Stored data:
========================

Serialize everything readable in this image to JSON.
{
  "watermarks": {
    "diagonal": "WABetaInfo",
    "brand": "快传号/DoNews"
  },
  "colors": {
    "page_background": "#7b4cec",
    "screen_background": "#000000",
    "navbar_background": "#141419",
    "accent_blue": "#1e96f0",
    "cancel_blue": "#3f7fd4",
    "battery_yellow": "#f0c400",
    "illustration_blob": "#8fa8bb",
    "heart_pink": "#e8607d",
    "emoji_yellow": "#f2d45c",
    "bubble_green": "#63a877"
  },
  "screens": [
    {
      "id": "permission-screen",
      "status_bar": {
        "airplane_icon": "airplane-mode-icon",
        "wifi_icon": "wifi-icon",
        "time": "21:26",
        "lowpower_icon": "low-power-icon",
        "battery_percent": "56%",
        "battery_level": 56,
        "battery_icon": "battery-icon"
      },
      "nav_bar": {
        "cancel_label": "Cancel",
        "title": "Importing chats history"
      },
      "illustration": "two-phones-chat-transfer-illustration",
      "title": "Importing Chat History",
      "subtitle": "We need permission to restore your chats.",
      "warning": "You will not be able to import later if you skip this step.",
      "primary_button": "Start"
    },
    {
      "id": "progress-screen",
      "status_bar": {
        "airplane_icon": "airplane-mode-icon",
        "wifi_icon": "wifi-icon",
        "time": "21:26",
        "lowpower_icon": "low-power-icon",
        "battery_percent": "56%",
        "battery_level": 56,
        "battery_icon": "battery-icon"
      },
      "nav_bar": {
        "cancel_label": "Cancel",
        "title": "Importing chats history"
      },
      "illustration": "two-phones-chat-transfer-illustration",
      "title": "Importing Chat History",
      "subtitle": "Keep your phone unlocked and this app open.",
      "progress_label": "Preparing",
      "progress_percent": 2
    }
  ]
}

========================

Reproduce each record shown above without altering a single word.

Serialize everything readable in this image to JSON.
{
  "watermarks": {
    "diagonal": "WABetaInfo",
    "brand": "快传号/DoNews"
  },
  "colors": {
    "page_background": "#7b4cec",
    "screen_background": "#000000",
    "navbar_background": "#141419",
    "accent_blue": "#1e96f0",
    "cancel_blue": "#3f7fd4",
    "battery_yellow": "#f0c400",
    "illustration_blob": "#8fa8bb",
    "heart_pink": "#e8607d",
    "emoji_yellow": "#f2d45c",
    "bubble_green": "#63a877"
  },
  "screens": [
    {
      "id": "permission-screen",
      "status_bar": {
        "airplane_icon": "airplane-mode-icon",
        "wifi_icon": "wifi-icon",
        "time": "21:26",
        "lowpower_icon": "low-power-icon",
        "battery_percent": "56%",
        "battery_level": 56,
        "battery_icon": "battery-icon"
      },
      "nav_bar": {
        "cancel_label": "Cancel",
        "title": "Importing chats history"
      },
      "illustration": "two-phones-chat-transfer-illustration",
      "title": "Importing Chat History",
      "subtitle": "We need permission to restore your chats.",
      "warning": "You will not be able to import later if you skip this step.",
      "primary_button": "Start"
    },
    {
      "id": "progress-screen",
      "status_bar": {
        "airplane_icon": "airplane-mode-icon",
        "wifi_icon": "wifi-icon",
        "time": "21:26",
        "lowpower_icon": "low-power-icon",
        "battery_percent": "56%",
        "battery_level": 56,
        "battery_icon": "battery-icon"
      },
      "nav_bar": {
        "cancel_label": "Cancel",
        "title": "Importing chats history"
      },
      "illustration": "two-phones-chat-transfer-illustration",
      "title": "Importing Chat History",
      "subtitle": "Keep your phone unlocked and this app open.",
      "progress_label": "Preparing",
      "progress_percent": 2
    }
  ]
}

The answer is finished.